[Dataset items]

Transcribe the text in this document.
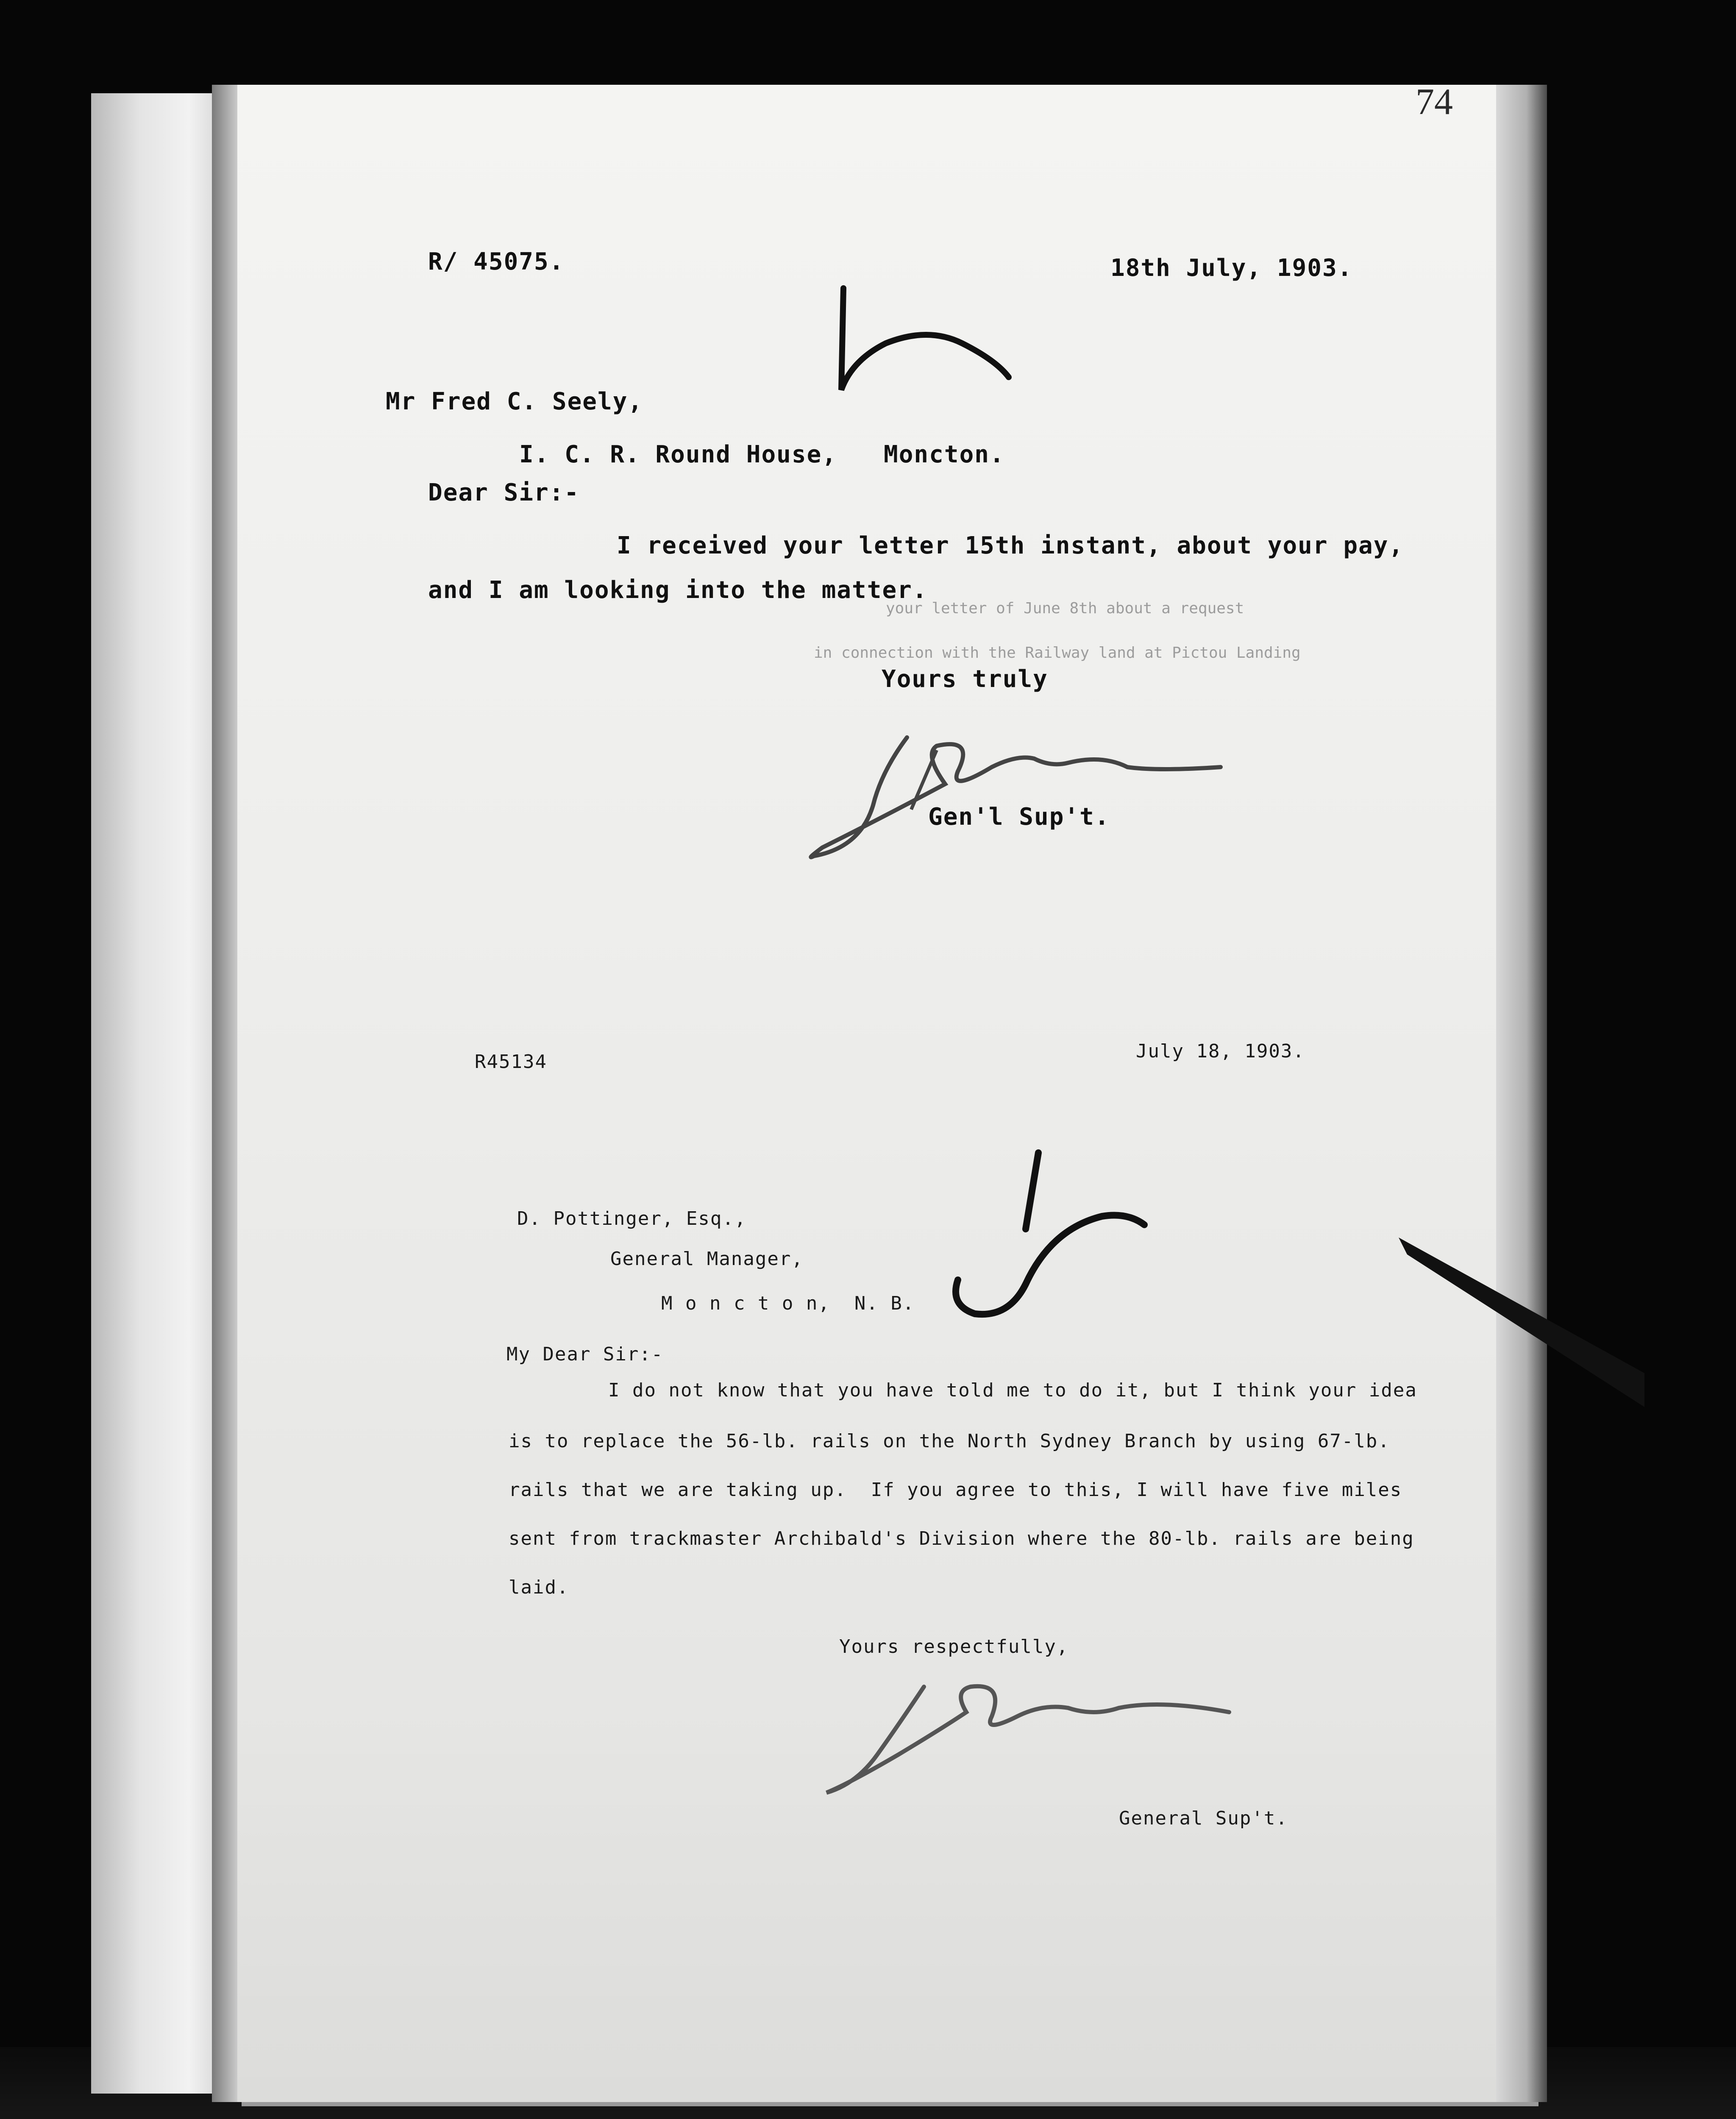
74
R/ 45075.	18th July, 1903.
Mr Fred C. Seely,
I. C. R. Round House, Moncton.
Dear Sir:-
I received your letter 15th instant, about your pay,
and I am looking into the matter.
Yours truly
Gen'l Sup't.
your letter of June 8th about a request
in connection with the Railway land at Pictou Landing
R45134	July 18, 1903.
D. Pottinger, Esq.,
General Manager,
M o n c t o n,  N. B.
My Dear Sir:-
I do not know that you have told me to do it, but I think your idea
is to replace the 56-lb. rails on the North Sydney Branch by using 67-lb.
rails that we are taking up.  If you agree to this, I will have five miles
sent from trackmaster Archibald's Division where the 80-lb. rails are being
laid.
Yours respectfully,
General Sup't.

Direction: Reproduce the whole listing exactly, but not the images in it.

Written answer:
Transcribe the text in this document.
74
R/ 45075.	18th July, 1903.
Mr Fred C. Seely,
I. C. R. Round House, Moncton.
Dear Sir:-
I received your letter 15th instant, about your pay,
and I am looking into the matter.
Yours truly
Gen'l Sup't.
your letter of June 8th about a request
in connection with the Railway land at Pictou Landing
R45134	July 18, 1903.
D. Pottinger, Esq.,
General Manager,
M o n c t o n,  N. B.
My Dear Sir:-
I do not know that you have told me to do it, but I think your idea
is to replace the 56-lb. rails on the North Sydney Branch by using 67-lb.
rails that we are taking up.  If you agree to this, I will have five miles
sent from trackmaster Archibald's Division where the 80-lb. rails are being
laid.
Yours respectfully,
General Sup't.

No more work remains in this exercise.